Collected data
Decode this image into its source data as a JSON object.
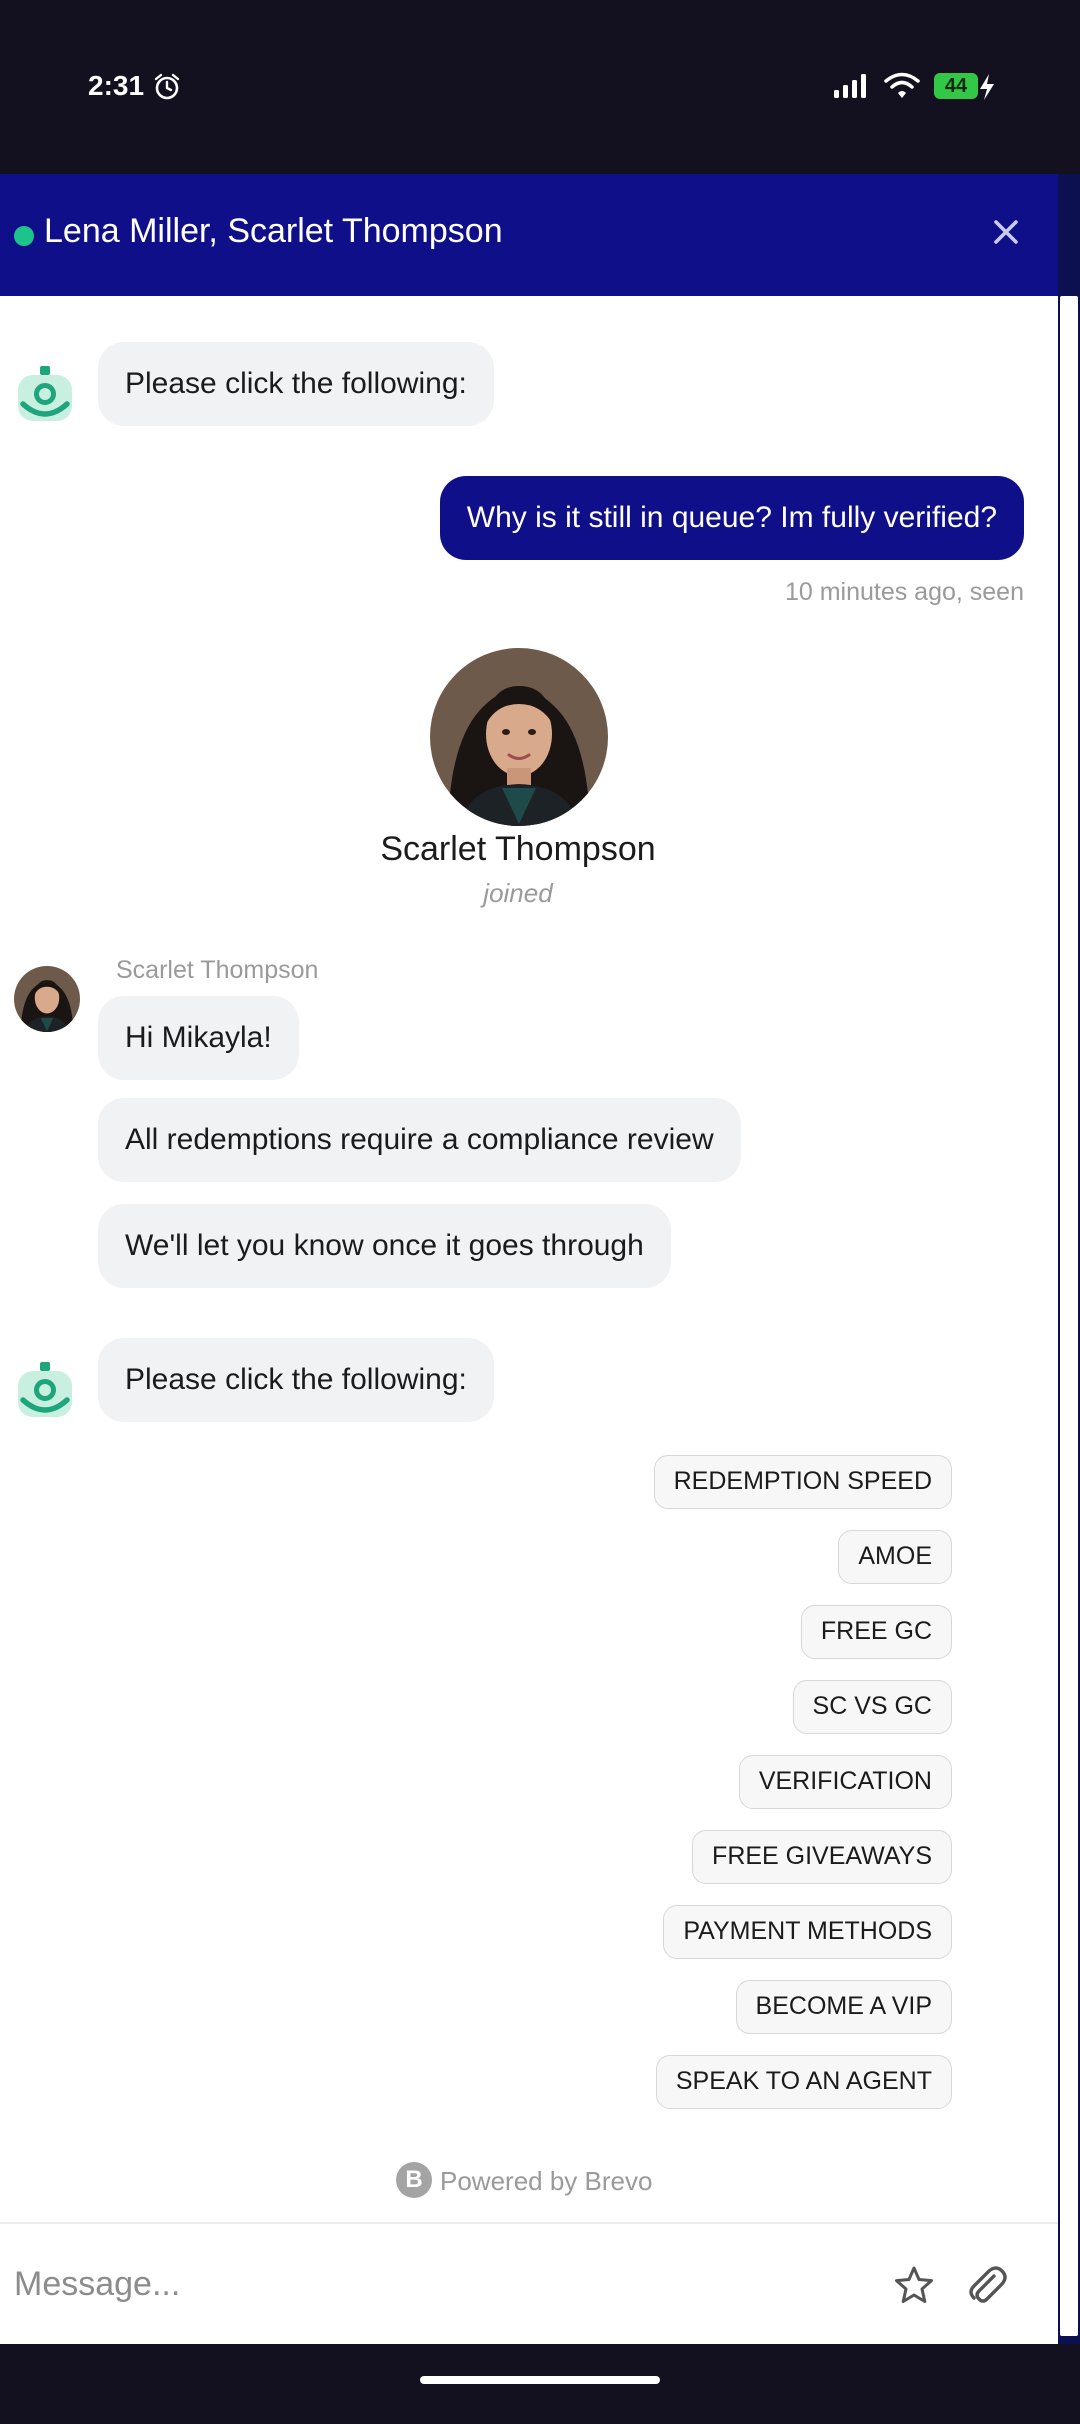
{
  "status_bar": {
    "time": "2:31",
    "battery": "44"
  },
  "header": {
    "title": "Lena Miller, Scarlet Thompson"
  },
  "messages": {
    "bot_prompt_1": "Please click the following:",
    "user_message": "Why is it still in queue? Im fully verified?",
    "user_meta": "10 minutes ago, seen",
    "agent_joined_name": "Scarlet Thompson",
    "agent_joined_label": "joined",
    "agent_sender": "Scarlet Thompson",
    "agent_msg_1": "Hi Mikayla!",
    "agent_msg_2": "All redemptions require a compliance review",
    "agent_msg_3": "We'll let you know once it goes through",
    "bot_prompt_2": "Please click the following:"
  },
  "quick_replies": [
    "REDEMPTION SPEED",
    "AMOE",
    "FREE GC",
    "SC VS GC",
    "VERIFICATION",
    "FREE GIVEAWAYS",
    "PAYMENT METHODS",
    "BECOME A VIP",
    "SPEAK TO AN AGENT"
  ],
  "footer": {
    "badge": "B",
    "powered_by": "Powered by Brevo"
  },
  "composer": {
    "placeholder": "Message..."
  },
  "colors": {
    "brand": "#0f0f8a",
    "online": "#1ec28b",
    "bot": "#1ea57c",
    "bubble": "#f1f2f4"
  },
  "icons": [
    "alarm-icon",
    "signal-icon",
    "wifi-icon",
    "bolt-icon",
    "close-icon",
    "bot-icon",
    "star-icon",
    "attach-icon"
  ]
}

What you have to do: Pull every line containing the word "click" out of the material and copy it.

Worked solution:
    "bot_prompt_1": "Please click the following:",
    "bot_prompt_2": "Please click the following:"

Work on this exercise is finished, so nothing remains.